| Aim of the exercise |
Present every line in which the string "JSON" appears.

| Records shown |
== == ==

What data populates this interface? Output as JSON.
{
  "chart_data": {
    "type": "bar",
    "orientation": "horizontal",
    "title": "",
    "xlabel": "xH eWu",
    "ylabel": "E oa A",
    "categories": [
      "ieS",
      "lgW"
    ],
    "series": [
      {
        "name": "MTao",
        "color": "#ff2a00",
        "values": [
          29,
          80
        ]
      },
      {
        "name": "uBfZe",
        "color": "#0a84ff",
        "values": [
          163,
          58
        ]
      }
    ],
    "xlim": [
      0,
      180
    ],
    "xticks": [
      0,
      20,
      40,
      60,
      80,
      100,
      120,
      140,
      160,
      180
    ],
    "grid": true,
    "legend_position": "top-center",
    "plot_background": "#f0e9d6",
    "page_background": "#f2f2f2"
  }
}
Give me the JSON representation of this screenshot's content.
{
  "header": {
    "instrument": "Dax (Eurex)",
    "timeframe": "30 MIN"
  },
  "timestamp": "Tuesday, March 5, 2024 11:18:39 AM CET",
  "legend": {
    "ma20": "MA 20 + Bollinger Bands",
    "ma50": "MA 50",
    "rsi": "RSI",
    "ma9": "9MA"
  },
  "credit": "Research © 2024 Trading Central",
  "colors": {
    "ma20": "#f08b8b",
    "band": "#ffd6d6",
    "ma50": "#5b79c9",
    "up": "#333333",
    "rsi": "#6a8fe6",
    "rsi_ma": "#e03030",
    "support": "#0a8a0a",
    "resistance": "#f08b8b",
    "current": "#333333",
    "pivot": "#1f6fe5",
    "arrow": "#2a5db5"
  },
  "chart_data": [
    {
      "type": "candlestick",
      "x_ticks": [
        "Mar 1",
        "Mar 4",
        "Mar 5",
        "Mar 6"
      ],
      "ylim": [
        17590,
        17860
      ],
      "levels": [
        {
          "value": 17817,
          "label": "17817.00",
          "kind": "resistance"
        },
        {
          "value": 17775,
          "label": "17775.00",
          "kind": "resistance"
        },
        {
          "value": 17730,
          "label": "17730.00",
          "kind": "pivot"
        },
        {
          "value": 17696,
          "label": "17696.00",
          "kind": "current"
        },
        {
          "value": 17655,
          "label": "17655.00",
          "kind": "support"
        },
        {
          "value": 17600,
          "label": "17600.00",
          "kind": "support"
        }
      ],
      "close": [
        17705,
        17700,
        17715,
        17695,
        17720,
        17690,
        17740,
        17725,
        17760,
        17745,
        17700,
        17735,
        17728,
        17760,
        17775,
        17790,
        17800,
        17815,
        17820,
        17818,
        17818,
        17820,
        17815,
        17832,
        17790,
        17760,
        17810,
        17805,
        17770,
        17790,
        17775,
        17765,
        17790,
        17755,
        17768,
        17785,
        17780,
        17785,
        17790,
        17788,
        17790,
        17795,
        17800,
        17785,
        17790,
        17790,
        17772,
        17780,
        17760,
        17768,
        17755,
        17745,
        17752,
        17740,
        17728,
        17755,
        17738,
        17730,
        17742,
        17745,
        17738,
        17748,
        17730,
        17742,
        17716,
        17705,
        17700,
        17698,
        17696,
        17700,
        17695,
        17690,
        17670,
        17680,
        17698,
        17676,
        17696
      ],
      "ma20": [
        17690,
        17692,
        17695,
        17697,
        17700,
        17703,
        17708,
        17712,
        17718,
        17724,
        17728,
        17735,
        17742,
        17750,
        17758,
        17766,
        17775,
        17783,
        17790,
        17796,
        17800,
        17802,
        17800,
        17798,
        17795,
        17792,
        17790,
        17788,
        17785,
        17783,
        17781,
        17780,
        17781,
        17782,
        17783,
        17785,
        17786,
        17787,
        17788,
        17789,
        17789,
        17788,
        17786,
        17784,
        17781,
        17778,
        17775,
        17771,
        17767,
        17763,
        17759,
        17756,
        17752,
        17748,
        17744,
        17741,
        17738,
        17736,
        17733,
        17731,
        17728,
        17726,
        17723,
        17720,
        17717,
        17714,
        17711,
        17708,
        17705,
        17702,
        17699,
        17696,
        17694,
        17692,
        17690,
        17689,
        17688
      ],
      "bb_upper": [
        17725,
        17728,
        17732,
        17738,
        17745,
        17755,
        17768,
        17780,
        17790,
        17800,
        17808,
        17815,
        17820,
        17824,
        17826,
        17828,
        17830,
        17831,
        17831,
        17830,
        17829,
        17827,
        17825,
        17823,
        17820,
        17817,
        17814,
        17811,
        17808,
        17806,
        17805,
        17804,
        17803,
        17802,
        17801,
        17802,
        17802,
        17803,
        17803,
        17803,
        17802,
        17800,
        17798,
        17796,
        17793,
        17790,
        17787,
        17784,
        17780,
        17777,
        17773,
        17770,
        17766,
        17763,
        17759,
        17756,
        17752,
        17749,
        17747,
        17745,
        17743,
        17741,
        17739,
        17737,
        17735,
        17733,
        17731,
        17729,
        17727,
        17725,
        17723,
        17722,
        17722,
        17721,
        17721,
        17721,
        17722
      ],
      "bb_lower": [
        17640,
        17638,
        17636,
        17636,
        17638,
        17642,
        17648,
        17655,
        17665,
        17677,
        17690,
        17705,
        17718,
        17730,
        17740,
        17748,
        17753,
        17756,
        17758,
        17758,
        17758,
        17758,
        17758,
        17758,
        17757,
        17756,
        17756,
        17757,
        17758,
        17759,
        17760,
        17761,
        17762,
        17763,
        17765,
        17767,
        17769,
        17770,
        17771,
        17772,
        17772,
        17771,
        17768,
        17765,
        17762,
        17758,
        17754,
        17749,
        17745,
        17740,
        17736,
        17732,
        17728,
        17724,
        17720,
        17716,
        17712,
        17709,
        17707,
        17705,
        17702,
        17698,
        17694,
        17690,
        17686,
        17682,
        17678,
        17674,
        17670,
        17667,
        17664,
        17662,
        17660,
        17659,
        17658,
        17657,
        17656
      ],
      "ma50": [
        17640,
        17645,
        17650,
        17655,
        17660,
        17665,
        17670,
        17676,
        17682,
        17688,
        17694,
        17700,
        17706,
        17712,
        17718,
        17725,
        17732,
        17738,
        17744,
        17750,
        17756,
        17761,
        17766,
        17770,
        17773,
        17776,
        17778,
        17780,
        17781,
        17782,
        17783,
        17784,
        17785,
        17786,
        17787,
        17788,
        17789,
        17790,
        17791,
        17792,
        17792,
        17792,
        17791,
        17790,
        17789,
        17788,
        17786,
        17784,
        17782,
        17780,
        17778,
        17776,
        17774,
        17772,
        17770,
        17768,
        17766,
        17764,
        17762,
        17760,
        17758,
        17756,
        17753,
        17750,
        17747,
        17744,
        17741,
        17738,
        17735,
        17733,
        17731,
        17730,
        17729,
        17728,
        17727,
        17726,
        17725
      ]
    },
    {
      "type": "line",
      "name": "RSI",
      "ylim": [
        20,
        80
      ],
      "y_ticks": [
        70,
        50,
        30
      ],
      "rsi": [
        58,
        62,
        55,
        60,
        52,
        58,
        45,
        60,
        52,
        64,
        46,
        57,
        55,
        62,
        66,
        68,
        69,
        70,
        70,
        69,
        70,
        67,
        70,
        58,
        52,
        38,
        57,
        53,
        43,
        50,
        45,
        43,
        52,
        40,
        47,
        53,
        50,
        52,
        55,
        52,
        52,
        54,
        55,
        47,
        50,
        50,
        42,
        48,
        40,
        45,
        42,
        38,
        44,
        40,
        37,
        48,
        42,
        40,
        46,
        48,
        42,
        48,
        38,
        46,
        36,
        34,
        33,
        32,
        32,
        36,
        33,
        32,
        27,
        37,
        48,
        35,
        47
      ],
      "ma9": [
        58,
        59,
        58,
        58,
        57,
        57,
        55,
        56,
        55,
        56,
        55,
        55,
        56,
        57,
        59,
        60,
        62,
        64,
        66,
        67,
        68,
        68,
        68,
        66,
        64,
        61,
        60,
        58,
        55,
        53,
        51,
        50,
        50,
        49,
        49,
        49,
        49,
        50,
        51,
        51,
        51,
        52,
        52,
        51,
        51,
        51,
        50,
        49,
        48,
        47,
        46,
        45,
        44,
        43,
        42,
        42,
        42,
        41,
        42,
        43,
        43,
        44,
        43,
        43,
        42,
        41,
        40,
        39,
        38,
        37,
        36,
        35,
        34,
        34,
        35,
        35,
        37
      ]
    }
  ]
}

== == ==

| Solved problem |
What data populates this interface? Output as JSON.
Give me the JSON representation of this screenshot's content.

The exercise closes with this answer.